Dataset excerpts:
## start

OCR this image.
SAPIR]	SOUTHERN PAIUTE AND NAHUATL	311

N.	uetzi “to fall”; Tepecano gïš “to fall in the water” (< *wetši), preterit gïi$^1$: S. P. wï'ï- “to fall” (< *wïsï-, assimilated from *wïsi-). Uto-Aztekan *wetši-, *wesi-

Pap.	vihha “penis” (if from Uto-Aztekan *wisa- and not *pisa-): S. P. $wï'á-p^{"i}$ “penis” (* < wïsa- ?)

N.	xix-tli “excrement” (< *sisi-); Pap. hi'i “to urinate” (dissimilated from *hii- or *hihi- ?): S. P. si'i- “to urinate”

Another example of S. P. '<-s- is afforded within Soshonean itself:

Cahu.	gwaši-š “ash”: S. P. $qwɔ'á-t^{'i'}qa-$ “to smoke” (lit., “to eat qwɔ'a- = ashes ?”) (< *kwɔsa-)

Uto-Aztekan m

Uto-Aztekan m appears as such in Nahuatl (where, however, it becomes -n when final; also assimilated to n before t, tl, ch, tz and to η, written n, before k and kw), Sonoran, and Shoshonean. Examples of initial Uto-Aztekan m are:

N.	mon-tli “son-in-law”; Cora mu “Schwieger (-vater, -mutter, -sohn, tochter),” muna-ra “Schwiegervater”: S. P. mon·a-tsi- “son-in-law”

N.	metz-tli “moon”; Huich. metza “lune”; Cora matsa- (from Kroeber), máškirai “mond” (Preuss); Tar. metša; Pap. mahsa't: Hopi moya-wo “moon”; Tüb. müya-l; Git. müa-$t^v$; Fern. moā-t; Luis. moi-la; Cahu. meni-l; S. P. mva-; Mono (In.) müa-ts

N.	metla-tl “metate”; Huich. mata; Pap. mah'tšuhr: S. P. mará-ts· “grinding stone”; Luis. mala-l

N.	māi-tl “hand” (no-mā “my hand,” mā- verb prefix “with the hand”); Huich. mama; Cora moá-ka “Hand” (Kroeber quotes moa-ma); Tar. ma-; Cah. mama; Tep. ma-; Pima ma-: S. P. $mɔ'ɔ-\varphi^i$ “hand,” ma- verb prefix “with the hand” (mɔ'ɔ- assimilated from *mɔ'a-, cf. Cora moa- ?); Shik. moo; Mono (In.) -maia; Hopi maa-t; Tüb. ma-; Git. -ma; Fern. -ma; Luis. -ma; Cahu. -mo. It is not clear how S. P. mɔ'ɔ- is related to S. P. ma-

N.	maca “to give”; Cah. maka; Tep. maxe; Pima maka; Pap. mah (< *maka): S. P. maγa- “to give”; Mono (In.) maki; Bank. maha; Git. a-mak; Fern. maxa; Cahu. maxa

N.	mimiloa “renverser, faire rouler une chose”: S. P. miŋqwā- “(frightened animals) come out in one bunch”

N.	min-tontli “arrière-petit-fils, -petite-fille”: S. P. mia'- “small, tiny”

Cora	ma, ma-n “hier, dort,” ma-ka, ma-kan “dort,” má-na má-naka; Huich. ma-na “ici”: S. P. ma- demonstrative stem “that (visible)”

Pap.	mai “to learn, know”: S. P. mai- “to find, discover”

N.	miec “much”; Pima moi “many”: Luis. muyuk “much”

## end

Task goal:
Take every line containing the word "Huich" and copy it.

Answer to this problem:
N.	metz-tli “moon”; Huich. metza “lune”; Cora matsa- (from Kroeber), máškirai “mond” (Preuss); Tar. metša; Pap. mahsa't: Hopi moya-wo “moon”; Tüb. müya-l; Git. müa-$t^v$; Fern. moā-t; Luis. moi-la; Cahu. meni-l; S. P. mva-; Mono (In.) müa-ts
N.	metla-tl “metate”; Huich. mata; Pap. mah'tšuhr: S. P. mará-ts· “grinding stone”; Luis. mala-l
N.	māi-tl “hand” (no-mā “my hand,” mā- verb prefix “with the hand”); Huich. mama; Cora moá-ka “Hand” (Kroeber quotes moa-ma); Tar. ma-; Cah. mama; Tep. ma-; Pima ma-: S. P. $mɔ'ɔ-\varphi^i$ “hand,” ma- verb prefix “with the hand” (mɔ'ɔ- assimilated from *mɔ'a-, cf. Cora moa- ?); Shik. moo; Mono (In.) -maia; Hopi maa-t; Tüb. ma-; Git. -ma; Fern. -ma; Luis. -ma; Cahu. -mo. It is not clear how S. P. mɔ'ɔ- is related to S. P. ma-
Cora	ma, ma-n “hier, dort,” ma-ka, ma-kan “dort,” má-na má-naka; Huich. ma-na “ici”: S. P. ma- demonstrative stem “that (visible)”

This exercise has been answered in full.